• DIRECTIONS FOR THIS TASK
Copy every line of the material below word for word.

• THE RECORDS

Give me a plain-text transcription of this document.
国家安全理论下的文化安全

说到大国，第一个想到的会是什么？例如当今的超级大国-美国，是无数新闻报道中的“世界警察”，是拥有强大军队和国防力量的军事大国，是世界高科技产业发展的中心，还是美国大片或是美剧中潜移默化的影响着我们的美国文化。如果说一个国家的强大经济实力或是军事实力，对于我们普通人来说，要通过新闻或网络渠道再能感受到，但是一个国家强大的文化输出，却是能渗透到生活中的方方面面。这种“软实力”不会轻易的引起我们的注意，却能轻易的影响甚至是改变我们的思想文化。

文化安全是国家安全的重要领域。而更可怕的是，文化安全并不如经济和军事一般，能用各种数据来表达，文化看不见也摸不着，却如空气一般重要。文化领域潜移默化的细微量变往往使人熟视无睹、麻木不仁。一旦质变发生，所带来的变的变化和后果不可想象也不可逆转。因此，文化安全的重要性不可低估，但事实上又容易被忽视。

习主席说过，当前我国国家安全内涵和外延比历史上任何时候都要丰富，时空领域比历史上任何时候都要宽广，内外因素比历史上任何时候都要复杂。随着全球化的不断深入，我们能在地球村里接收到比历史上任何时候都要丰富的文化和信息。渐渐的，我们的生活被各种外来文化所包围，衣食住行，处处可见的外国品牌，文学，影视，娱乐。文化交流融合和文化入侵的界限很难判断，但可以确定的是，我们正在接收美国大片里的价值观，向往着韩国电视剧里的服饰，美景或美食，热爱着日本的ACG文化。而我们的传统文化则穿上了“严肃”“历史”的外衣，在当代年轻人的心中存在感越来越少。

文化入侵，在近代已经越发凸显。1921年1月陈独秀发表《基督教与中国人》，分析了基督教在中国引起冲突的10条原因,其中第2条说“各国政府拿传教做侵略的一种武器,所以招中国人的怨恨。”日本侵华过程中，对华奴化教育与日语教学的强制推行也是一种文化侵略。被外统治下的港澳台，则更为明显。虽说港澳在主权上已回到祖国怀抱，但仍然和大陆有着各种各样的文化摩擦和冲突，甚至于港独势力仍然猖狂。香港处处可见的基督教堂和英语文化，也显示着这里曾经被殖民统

• WRITTEN RESPONSE
Give me a plain-text transcription of this document.
国家安全理论下的文化安全

说到大国，第一个想到的会是什么？例如当今的超级大国-美国，是无数新闻报道中的“世界警察”，是拥有强大军队和国防力量的军事大国，是世界高科技产业发展的中心，还是美国大片或是美剧中潜移默化的影响着我们的美国文化。如果说一个国家的强大经济实力或是军事实力，对于我们普通人来说，要通过新闻或网络渠道再能感受到，但是一个国家强大的文化输出，却是能渗透到生活中的方方面面。这种“软实力”不会轻易的引起我们的注意，却能轻易的影响甚至是改变我们的思想文化。

文化安全是国家安全的重要领域。而更可怕的是，文化安全并不如经济和军事一般，能用各种数据来表达，文化看不见也摸不着，却如空气一般重要。文化领域潜移默化的细微量变往往使人熟视无睹、麻木不仁。一旦质变发生，所带来的变的变化和后果不可想象也不可逆转。因此，文化安全的重要性不可低估，但事实上又容易被忽视。

习主席说过，当前我国国家安全内涵和外延比历史上任何时候都要丰富，时空领域比历史上任何时候都要宽广，内外因素比历史上任何时候都要复杂。随着全球化的不断深入，我们能在地球村里接收到比历史上任何时候都要丰富的文化和信息。渐渐的，我们的生活被各种外来文化所包围，衣食住行，处处可见的外国品牌，文学，影视，娱乐。文化交流融合和文化入侵的界限很难判断，但可以确定的是，我们正在接收美国大片里的价值观，向往着韩国电视剧里的服饰，美景或美食，热爱着日本的ACG文化。而我们的传统文化则穿上了“严肃”“历史”的外衣，在当代年轻人的心中存在感越来越少。

文化入侵，在近代已经越发凸显。1921年1月陈独秀发表《基督教与中国人》，分析了基督教在中国引起冲突的10条原因,其中第2条说“各国政府拿传教做侵略的一种武器,所以招中国人的怨恨。”日本侵华过程中，对华奴化教育与日语教学的强制推行也是一种文化侵略。被外统治下的港澳台，则更为明显。虽说港澳在主权上已回到祖国怀抱，但仍然和大陆有着各种各样的文化摩擦和冲突，甚至于港独势力仍然猖狂。香港处处可见的基督教堂和英语文化，也显示着这里曾经被殖民统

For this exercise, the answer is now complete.